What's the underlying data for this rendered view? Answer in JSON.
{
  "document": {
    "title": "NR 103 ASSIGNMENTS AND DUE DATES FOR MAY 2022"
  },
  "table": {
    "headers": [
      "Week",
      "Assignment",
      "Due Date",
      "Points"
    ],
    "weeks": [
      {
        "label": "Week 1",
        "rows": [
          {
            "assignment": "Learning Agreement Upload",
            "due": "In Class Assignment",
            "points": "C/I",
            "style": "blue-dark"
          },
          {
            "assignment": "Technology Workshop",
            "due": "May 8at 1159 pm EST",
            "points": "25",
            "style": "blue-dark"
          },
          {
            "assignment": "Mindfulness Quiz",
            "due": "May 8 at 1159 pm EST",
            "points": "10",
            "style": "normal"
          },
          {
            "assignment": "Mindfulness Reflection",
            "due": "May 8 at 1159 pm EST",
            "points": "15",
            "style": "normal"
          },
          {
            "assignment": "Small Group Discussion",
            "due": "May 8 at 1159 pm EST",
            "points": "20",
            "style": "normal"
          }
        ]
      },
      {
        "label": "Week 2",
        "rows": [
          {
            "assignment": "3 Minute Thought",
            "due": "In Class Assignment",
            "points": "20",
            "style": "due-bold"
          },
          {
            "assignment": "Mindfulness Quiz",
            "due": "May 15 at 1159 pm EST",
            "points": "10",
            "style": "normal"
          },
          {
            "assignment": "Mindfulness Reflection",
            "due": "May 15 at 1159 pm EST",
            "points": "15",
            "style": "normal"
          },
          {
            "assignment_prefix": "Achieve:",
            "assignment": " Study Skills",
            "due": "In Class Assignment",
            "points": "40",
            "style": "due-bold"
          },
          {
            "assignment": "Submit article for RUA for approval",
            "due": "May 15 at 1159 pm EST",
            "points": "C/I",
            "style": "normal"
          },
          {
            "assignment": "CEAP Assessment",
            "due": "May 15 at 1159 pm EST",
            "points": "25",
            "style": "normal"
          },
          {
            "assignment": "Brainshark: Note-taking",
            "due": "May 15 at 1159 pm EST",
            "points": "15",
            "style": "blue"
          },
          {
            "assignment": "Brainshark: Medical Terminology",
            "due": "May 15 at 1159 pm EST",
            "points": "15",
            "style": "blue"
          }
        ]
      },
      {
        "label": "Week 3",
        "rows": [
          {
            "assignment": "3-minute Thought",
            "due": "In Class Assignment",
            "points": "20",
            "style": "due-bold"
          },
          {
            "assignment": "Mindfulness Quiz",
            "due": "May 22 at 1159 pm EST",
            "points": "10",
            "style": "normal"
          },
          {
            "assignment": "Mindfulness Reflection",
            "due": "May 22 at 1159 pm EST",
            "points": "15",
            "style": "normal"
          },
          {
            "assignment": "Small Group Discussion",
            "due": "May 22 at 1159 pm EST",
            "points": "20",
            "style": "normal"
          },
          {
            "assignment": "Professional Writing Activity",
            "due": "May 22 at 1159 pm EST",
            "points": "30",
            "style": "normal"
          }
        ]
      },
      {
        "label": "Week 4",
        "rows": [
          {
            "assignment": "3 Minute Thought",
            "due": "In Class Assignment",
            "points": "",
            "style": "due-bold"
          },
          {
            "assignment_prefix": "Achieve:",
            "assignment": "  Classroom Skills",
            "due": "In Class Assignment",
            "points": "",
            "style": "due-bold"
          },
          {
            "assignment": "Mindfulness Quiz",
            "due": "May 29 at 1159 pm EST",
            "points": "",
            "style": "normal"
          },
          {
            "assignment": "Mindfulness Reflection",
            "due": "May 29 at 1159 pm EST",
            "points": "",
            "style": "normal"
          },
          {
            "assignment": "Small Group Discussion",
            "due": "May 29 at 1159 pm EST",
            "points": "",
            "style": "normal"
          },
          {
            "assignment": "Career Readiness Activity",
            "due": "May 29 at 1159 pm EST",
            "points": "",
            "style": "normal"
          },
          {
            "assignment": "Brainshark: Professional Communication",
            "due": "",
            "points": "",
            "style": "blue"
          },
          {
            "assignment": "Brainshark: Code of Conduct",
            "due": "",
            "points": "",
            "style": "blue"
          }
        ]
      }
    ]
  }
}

__Given task__: Determine the number of lines containing "Professional". Write only that number.

__Written response__: 2